### AIM
Where does the string "Kanker" appear in the records? Copy every line that contains it.

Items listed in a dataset

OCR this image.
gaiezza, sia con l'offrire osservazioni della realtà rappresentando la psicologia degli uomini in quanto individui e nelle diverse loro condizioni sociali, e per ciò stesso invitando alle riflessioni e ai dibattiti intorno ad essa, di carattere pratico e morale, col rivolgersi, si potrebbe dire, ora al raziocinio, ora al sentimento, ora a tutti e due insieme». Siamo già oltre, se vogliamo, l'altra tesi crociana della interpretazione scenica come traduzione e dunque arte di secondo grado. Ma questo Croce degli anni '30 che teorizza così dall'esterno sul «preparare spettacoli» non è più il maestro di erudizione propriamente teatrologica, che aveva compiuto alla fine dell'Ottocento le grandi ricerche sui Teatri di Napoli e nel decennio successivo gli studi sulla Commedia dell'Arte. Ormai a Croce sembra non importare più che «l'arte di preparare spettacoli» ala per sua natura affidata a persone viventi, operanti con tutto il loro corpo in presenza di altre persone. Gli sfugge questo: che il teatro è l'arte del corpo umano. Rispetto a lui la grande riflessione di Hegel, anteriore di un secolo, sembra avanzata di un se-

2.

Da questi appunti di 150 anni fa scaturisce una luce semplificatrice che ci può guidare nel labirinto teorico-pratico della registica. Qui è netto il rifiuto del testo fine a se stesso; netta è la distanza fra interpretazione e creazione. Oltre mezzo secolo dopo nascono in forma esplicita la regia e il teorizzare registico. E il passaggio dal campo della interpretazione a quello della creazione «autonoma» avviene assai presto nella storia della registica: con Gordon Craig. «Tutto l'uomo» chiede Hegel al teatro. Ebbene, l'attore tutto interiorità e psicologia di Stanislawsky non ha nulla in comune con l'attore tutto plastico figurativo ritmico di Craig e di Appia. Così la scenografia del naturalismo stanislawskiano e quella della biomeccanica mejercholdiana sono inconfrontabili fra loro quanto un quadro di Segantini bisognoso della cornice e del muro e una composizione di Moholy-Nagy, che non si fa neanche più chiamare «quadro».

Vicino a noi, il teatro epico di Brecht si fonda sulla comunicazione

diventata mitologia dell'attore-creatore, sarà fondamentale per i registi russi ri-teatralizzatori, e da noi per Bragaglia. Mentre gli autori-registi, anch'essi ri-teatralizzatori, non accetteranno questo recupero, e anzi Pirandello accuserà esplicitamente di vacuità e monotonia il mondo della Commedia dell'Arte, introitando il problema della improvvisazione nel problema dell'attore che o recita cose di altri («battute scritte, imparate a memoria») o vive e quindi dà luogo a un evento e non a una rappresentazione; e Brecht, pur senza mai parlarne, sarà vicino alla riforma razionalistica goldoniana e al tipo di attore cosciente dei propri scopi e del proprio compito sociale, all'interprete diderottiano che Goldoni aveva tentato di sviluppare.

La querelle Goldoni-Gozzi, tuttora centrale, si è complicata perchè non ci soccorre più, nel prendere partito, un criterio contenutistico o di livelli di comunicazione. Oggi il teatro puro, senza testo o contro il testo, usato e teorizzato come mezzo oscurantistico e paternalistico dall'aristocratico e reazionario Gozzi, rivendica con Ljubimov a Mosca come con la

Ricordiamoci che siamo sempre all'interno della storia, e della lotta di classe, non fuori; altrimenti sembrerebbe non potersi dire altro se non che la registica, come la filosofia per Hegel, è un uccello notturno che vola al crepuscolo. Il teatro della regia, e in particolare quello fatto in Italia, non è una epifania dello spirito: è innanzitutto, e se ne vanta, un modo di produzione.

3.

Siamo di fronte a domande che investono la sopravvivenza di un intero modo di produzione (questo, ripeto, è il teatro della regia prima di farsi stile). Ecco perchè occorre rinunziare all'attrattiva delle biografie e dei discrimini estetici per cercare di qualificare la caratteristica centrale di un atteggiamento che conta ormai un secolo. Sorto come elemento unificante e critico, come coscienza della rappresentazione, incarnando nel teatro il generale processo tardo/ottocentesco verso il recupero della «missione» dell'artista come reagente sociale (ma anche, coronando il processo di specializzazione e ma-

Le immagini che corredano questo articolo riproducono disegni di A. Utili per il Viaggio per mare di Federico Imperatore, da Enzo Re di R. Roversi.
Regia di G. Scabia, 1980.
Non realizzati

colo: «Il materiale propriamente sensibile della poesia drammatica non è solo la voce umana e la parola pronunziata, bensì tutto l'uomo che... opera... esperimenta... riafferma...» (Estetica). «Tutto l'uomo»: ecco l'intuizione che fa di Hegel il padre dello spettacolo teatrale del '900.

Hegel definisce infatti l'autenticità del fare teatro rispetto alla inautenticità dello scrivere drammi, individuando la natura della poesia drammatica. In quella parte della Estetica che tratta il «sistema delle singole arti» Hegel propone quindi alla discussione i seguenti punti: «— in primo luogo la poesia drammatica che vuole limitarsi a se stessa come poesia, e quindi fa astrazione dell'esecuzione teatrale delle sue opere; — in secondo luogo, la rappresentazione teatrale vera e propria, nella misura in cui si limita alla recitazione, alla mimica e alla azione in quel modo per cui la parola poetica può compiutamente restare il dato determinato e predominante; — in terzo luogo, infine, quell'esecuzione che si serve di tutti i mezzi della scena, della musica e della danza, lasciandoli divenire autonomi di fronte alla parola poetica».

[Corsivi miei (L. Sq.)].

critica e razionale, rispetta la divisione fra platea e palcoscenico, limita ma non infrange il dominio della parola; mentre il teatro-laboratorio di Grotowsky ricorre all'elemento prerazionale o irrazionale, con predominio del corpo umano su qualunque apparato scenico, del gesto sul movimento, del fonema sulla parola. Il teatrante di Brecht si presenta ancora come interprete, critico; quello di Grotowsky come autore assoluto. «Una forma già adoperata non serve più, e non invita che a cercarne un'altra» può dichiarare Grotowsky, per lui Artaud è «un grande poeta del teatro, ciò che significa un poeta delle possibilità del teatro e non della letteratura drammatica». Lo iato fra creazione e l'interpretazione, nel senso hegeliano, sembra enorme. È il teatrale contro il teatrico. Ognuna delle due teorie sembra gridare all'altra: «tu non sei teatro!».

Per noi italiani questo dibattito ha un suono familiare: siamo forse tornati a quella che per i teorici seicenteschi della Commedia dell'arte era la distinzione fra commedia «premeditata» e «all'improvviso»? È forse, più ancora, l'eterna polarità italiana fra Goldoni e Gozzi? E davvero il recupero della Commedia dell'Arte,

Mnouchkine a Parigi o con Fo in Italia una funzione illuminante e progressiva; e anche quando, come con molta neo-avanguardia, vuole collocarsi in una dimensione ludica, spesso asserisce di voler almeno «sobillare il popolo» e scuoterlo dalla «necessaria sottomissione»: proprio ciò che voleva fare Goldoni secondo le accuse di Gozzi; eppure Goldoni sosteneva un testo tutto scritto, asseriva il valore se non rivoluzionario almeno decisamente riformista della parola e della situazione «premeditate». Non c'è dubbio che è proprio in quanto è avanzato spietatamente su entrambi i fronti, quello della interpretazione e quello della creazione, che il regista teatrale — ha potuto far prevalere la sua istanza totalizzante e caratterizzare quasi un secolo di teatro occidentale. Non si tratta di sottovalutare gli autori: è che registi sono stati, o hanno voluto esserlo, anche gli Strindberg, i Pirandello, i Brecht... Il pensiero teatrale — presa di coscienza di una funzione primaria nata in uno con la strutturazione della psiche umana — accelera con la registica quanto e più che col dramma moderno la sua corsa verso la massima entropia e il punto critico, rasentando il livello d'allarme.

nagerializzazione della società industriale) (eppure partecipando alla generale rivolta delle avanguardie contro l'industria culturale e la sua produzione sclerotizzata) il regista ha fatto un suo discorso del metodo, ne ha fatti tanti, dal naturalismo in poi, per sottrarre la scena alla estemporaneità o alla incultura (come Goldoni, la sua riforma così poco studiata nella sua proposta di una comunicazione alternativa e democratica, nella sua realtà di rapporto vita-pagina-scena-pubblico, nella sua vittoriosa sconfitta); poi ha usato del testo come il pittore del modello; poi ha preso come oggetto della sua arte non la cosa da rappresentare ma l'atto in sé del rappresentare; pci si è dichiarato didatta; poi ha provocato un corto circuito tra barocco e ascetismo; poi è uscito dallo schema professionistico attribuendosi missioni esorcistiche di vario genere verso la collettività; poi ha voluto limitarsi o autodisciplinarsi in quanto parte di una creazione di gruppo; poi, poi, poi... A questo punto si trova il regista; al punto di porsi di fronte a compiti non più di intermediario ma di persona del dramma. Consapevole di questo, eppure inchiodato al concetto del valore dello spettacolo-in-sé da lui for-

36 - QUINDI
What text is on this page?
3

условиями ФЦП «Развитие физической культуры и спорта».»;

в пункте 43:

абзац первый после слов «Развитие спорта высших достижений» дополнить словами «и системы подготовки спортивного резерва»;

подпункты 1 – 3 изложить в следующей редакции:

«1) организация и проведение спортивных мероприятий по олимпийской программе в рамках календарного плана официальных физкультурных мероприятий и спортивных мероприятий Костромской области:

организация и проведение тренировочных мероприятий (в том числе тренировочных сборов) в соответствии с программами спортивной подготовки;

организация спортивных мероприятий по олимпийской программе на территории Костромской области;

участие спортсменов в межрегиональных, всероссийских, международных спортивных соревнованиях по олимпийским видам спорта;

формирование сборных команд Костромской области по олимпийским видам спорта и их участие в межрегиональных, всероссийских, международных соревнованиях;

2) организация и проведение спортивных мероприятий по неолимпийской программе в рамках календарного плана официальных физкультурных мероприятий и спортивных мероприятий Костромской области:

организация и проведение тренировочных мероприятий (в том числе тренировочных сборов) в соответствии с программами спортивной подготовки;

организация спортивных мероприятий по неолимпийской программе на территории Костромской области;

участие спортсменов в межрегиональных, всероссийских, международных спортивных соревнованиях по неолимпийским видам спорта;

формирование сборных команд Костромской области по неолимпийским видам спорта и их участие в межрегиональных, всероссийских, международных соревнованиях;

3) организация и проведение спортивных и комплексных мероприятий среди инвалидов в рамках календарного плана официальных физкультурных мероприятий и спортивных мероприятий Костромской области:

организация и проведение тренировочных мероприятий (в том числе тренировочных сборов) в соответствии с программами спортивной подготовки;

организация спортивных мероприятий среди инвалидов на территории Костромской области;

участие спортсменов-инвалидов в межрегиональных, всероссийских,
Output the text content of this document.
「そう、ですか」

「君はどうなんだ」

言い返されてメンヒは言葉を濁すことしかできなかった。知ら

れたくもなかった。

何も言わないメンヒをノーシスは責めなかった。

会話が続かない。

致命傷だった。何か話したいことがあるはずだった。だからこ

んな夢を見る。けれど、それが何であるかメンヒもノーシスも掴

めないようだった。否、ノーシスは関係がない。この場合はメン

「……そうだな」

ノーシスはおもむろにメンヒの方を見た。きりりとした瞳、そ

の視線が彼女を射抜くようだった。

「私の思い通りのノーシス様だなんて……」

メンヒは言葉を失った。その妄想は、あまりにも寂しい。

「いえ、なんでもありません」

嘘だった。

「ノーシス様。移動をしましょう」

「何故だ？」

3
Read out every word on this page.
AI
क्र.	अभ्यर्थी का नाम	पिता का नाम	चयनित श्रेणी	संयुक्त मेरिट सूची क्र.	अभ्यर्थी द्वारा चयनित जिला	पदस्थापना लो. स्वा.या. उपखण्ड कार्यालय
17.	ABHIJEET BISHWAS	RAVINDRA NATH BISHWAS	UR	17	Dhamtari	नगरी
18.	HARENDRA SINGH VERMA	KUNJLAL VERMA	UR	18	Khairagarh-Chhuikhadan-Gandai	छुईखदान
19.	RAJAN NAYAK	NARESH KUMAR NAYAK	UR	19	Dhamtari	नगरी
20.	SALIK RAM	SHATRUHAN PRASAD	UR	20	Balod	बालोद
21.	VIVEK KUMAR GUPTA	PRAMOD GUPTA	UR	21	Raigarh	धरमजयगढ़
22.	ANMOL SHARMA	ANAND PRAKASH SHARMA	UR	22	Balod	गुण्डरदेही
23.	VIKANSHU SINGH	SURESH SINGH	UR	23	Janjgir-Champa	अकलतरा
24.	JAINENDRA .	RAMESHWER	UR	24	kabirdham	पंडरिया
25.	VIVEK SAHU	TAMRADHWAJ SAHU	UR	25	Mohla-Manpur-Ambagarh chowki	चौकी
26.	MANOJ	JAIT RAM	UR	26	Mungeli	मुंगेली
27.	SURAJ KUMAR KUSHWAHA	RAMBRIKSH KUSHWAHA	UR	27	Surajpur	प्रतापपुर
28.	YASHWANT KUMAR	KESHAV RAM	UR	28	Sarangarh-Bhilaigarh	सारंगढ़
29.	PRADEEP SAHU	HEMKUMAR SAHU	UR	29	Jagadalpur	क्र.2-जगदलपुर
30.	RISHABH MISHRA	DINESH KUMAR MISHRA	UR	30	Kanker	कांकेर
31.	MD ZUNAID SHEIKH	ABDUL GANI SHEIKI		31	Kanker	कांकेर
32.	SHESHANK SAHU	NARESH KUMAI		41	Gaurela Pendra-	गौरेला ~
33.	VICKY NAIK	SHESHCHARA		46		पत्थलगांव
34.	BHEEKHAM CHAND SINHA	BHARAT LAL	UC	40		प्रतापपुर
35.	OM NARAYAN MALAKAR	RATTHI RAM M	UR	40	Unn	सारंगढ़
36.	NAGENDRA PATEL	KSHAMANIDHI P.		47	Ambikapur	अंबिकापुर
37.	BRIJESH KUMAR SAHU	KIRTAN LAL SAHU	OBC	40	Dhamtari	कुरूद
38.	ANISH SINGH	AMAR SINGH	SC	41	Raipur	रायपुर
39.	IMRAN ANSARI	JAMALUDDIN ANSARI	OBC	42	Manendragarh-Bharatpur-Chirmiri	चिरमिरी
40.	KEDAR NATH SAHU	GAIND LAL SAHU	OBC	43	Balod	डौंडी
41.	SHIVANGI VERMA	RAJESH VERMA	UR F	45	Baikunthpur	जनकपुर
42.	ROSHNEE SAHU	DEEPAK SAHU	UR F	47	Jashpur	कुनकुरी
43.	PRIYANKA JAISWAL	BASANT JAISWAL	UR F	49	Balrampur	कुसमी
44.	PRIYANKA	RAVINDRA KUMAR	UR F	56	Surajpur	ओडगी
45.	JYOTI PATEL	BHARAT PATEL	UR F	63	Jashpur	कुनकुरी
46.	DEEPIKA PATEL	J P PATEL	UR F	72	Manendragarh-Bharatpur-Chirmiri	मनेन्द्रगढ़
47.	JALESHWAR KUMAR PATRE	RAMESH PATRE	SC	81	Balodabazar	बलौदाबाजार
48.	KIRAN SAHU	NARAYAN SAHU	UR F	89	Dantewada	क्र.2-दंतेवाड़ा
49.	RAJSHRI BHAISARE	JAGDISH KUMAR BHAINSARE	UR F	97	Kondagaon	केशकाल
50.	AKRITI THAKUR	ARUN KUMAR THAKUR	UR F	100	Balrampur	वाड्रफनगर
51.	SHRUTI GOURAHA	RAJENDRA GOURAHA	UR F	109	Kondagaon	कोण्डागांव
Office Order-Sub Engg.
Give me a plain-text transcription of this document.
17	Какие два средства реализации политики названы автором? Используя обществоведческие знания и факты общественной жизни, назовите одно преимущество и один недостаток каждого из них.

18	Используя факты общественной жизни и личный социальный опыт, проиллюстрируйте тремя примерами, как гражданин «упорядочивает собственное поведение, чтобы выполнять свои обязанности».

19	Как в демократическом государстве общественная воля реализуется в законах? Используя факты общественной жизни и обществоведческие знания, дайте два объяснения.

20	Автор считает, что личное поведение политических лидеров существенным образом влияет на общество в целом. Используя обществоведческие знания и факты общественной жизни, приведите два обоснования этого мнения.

### EXERCISE SOLUTION
30.	RISHABH MISHRA	DINESH KUMAR MISHRA	UR	30	Kanker	कांकेर
31.	MD ZUNAID SHEIKH	ABDUL GANI SHEIKI		31	Kanker	कांकेर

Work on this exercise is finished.